** Start **
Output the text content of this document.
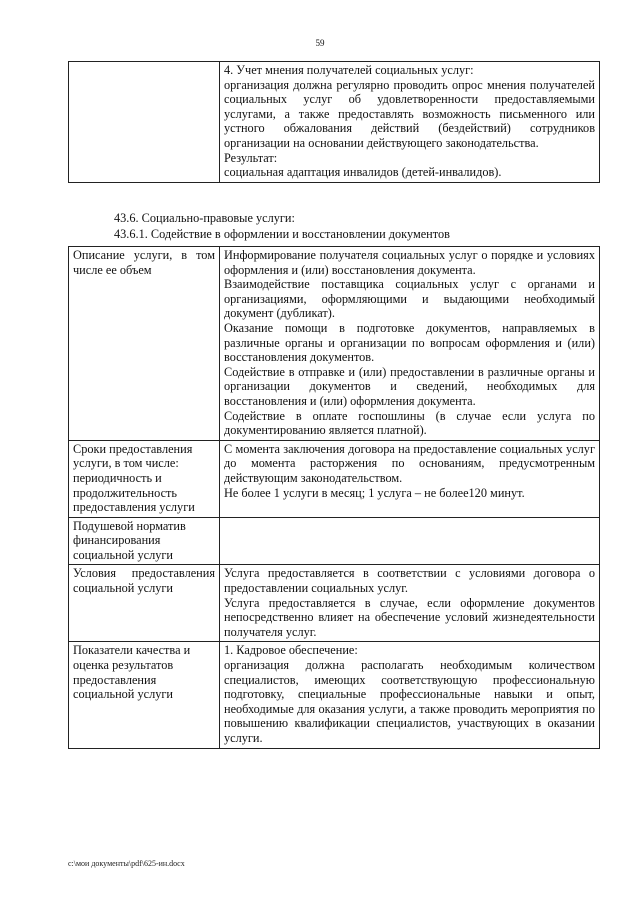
59

4. Учет мнения получателей социальных услуг:
организация должна регулярно проводить опрос мнения получателей социальных услуг об удовлетворенности предоставляемыми услугами, а также предоставлять возможность письменного или устного обжалования действий (бездействий) сотрудников организации на основании действующего законодательства.
Результат:
социальная адаптация инвалидов (детей-инвалидов).
43.6. Социально-правовые услуги:
43.6.1. Содействие в оформлении и восстановлении документов
Описание услуги, в том числе ее объем	Информирование получателя социальных услуг о порядке и условиях оформления и (или) восстановления документа.
Взаимодействие поставщика социальных услуг с органами и организациями, оформляющими и выдающими необходимый документ (дубликат).
Оказание помощи в подготовке документов, направляемых в различные органы и организации по вопросам оформления и (или) восстановления документов.
Содействие в отправке и (или) предоставлении в различные органы и организации документов и сведений, необходимых для восстановления и (или) оформления документа.
Содействие в оплате госпошлины (в случае если услуга по документированию является платной).

Сроки предоставления услуги, в том числе: периодичность и продолжительность предоставления услуги	С момента заключения договора на предоставление социальных услуг до момента расторжения по основаниям, предусмотренным действующим законодательством.
Не более 1 услуги в месяц; 1 услуга – не более120 минут.

Подушевой норматив финансирования социальной услуги	
Условия предоставления социальной услуги	Услуга предоставляется в соответствии с условиями договора о предоставлении социальных услуг.
Услуга предоставляется в случае, если оформление документов непосредственно влияет на обеспечение условий жизнедеятельности получателя услуг.

Показатели качества и оценка результатов предоставления социальной услуги	1. Кадровое обеспечение:
организация должна располагать необходимым количеством специалистов, имеющих соответствующую профессиональную подготовку, специальные профессиональные навыки и опыт, необходимые для оказания услуги, а также проводить мероприятия по повышению квалификации специалистов, участвующих в оказании услуги.
c:\мои документы\pdf\625-ин.docx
** End **
Give back every line exactly as it stands, pictures excluded.

### The output
Output the text content of this document.
59

4. Учет мнения получателей социальных услуг:
организация должна регулярно проводить опрос мнения получателей социальных услуг об удовлетворенности предоставляемыми услугами, а также предоставлять возможность письменного или устного обжалования действий (бездействий) сотрудников организации на основании действующего законодательства.
Результат:
социальная адаптация инвалидов (детей-инвалидов).
43.6. Социально-правовые услуги:
43.6.1. Содействие в оформлении и восстановлении документов
Описание услуги, в том числе ее объем	Информирование получателя социальных услуг о порядке и условиях оформления и (или) восстановления документа.
Взаимодействие поставщика социальных услуг с органами и организациями, оформляющими и выдающими необходимый документ (дубликат).
Оказание помощи в подготовке документов, направляемых в различные органы и организации по вопросам оформления и (или) восстановления документов.
Содействие в отправке и (или) предоставлении в различные органы и организации документов и сведений, необходимых для восстановления и (или) оформления документа.
Содействие в оплате госпошлины (в случае если услуга по документированию является платной).

Сроки предоставления услуги, в том числе: периодичность и продолжительность предоставления услуги	С момента заключения договора на предоставление социальных услуг до момента расторжения по основаниям, предусмотренным действующим законодательством.
Не более 1 услуги в месяц; 1 услуга – не более120 минут.

Подушевой норматив финансирования социальной услуги	
Условия предоставления социальной услуги	Услуга предоставляется в соответствии с условиями договора о предоставлении социальных услуг.
Услуга предоставляется в случае, если оформление документов непосредственно влияет на обеспечение условий жизнедеятельности получателя услуг.

Показатели качества и оценка результатов предоставления социальной услуги	1. Кадровое обеспечение:
организация должна располагать необходимым количеством специалистов, имеющих соответствующую профессиональную подготовку, специальные профессиональные навыки и опыт, необходимые для оказания услуги, а также проводить мероприятия по повышению квалификации специалистов, участвующих в оказании услуги.
c:\мои документы\pdf\625-ин.docx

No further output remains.